YOUR GOAL:
All records below must be retyped exactly.

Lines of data
_____

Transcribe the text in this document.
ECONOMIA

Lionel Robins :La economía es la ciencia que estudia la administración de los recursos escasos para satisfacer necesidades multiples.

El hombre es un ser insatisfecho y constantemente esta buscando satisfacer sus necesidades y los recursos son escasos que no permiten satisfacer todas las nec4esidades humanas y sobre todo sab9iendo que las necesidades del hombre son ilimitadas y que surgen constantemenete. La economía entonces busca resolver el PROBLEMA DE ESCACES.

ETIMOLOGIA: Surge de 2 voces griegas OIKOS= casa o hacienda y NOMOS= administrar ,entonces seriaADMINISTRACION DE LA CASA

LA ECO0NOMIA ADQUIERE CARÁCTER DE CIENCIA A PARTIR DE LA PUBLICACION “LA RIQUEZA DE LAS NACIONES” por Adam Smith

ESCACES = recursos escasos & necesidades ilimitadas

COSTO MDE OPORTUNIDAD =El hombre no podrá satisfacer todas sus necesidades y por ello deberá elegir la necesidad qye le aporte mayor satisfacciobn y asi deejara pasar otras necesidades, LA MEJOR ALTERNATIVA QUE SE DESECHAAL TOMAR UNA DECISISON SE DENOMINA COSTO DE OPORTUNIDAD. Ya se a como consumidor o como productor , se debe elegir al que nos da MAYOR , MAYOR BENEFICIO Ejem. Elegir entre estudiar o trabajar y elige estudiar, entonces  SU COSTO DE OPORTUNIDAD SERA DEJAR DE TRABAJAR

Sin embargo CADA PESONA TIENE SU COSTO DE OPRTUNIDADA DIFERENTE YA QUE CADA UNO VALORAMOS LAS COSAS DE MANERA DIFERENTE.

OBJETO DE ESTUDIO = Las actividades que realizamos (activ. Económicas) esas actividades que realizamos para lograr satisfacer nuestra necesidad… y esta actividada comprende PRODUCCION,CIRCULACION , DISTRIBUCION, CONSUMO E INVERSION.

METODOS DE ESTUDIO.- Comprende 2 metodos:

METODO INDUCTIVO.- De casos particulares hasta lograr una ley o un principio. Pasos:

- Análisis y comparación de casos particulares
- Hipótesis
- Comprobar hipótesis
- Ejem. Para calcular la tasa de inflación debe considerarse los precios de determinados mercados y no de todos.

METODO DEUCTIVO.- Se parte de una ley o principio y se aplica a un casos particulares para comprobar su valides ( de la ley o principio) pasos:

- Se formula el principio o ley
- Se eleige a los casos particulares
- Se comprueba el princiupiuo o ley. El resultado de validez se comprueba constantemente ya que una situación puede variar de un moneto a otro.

_____

SOLUTION TO THE PROBLEM:
Transcribe the text in this document.
ECONOMIA

Lionel Robins :La economía es la ciencia que estudia la administración de los recursos escasos para satisfacer necesidades multiples.

El hombre es un ser insatisfecho y constantemente esta buscando satisfacer sus necesidades y los recursos son escasos que no permiten satisfacer todas las nec4esidades humanas y sobre todo sab9iendo que las necesidades del hombre son ilimitadas y que surgen constantemenete. La economía entonces busca resolver el PROBLEMA DE ESCACES.

ETIMOLOGIA: Surge de 2 voces griegas OIKOS= casa o hacienda y NOMOS= administrar ,entonces seriaADMINISTRACION DE LA CASA

LA ECO0NOMIA ADQUIERE CARÁCTER DE CIENCIA A PARTIR DE LA PUBLICACION “LA RIQUEZA DE LAS NACIONES” por Adam Smith

ESCACES = recursos escasos & necesidades ilimitadas

COSTO MDE OPORTUNIDAD =El hombre no podrá satisfacer todas sus necesidades y por ello deberá elegir la necesidad qye le aporte mayor satisfacciobn y asi deejara pasar otras necesidades, LA MEJOR ALTERNATIVA QUE SE DESECHAAL TOMAR UNA DECISISON SE DENOMINA COSTO DE OPORTUNIDAD. Ya se a como consumidor o como productor , se debe elegir al que nos da MAYOR , MAYOR BENEFICIO Ejem. Elegir entre estudiar o trabajar y elige estudiar, entonces  SU COSTO DE OPORTUNIDAD SERA DEJAR DE TRABAJAR

Sin embargo CADA PESONA TIENE SU COSTO DE OPRTUNIDADA DIFERENTE YA QUE CADA UNO VALORAMOS LAS COSAS DE MANERA DIFERENTE.

OBJETO DE ESTUDIO = Las actividades que realizamos (activ. Económicas) esas actividades que realizamos para lograr satisfacer nuestra necesidad… y esta actividada comprende PRODUCCION,CIRCULACION , DISTRIBUCION, CONSUMO E INVERSION.

METODOS DE ESTUDIO.- Comprende 2 metodos:

METODO INDUCTIVO.- De casos particulares hasta lograr una ley o un principio. Pasos:

- Análisis y comparación de casos particulares
- Hipótesis
- Comprobar hipótesis
- Ejem. Para calcular la tasa de inflación debe considerarse los precios de determinados mercados y no de todos.

METODO DEUCTIVO.- Se parte de una ley o principio y se aplica a un casos particulares para comprobar su valides ( de la ley o principio) pasos:

- Se formula el principio o ley
- Se eleige a los casos particulares
- Se comprueba el princiupiuo o ley. El resultado de validez se comprueba constantemente ya que una situación puede variar de un moneto a otro.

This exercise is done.